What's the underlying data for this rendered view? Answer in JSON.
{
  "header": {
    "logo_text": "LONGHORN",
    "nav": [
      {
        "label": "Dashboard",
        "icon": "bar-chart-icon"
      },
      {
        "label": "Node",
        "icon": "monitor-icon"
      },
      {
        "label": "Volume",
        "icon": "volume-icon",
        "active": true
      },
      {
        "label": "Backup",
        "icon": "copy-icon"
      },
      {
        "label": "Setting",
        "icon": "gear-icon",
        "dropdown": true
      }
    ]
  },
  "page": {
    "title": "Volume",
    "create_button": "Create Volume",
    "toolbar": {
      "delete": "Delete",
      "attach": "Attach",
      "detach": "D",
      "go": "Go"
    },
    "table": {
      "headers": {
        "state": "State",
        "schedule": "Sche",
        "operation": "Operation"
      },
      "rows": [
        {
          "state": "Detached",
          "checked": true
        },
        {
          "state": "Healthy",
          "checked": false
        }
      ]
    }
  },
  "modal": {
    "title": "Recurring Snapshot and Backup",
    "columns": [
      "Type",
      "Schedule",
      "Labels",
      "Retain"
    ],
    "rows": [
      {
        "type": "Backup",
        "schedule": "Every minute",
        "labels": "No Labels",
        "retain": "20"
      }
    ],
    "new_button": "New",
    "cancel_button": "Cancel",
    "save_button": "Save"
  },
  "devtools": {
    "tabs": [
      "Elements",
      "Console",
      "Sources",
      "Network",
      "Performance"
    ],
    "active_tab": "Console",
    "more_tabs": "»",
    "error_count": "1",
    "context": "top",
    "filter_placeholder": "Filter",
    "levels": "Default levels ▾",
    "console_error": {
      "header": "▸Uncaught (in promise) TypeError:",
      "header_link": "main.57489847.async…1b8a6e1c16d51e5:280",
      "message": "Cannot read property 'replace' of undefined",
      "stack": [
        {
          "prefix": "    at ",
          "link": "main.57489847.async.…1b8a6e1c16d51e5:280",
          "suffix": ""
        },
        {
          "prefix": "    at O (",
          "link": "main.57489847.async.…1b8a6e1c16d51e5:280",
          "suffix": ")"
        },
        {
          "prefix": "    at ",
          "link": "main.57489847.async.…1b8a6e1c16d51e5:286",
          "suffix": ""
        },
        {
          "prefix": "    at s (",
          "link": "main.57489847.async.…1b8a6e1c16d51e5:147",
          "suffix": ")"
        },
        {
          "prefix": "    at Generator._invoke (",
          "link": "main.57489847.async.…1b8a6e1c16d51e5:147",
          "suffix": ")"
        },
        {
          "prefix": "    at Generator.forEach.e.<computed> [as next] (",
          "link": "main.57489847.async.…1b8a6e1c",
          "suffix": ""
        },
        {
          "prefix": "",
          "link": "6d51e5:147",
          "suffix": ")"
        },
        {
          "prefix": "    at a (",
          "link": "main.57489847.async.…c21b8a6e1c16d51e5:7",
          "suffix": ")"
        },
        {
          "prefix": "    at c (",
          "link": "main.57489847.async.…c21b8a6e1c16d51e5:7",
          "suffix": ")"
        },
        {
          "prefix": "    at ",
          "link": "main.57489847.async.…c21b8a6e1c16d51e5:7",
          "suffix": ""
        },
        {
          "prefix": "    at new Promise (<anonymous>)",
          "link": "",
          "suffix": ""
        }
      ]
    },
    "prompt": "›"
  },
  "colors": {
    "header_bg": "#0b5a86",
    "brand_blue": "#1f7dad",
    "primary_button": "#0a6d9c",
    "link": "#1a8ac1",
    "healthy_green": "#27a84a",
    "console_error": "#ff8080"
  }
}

◆ ◆ ◆ ◆ ◆ ◆ ◆

> STATED TASK
Select, from the listing, all lines that include the word "prefix".

> THE SOLUTION
          "prefix": "    at ",
          "prefix": "    at O (",
          "prefix": "    at ",
          "prefix": "    at s (",
          "prefix": "    at Generator._invoke (",
          "prefix": "    at Generator.forEach.e.<computed> [as next] (",
          "prefix": "",
          "prefix": "    at a (",
          "prefix": "    at c (",
          "prefix": "    at ",
          "prefix": "    at new Promise (<anonymous>)",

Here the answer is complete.